* **Given information**:
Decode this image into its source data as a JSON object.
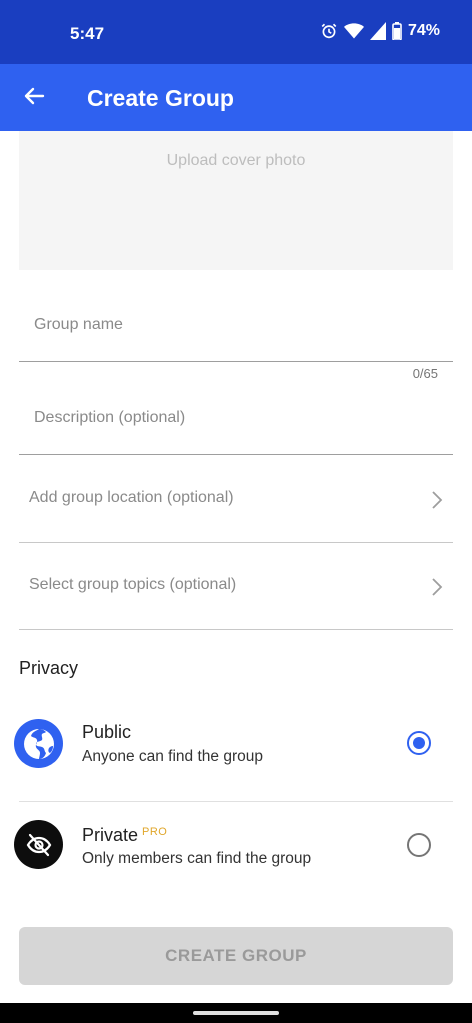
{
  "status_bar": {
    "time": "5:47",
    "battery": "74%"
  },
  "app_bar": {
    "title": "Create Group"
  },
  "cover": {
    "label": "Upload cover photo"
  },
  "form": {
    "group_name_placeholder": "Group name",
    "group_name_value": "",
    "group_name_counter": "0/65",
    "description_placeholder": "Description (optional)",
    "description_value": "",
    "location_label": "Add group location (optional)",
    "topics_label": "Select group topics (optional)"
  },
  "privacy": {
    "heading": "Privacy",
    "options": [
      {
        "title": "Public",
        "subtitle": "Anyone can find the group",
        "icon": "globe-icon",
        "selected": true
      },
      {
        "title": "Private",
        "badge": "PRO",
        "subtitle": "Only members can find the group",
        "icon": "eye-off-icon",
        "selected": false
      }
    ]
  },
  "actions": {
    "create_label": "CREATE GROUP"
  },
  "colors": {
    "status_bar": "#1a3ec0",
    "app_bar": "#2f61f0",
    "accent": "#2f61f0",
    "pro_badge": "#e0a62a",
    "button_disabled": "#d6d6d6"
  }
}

...

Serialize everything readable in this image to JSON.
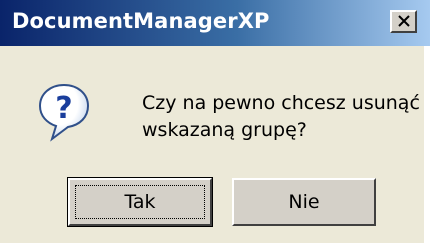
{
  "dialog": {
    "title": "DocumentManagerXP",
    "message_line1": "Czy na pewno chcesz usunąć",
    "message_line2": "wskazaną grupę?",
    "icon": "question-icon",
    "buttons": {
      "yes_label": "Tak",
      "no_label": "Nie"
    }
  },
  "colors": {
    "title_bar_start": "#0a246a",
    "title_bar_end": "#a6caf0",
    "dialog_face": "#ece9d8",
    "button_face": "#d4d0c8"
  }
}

* **Exercise details**: Tally the lines of the records holding the word "image", then state only the tally.

* **Task answer**: 2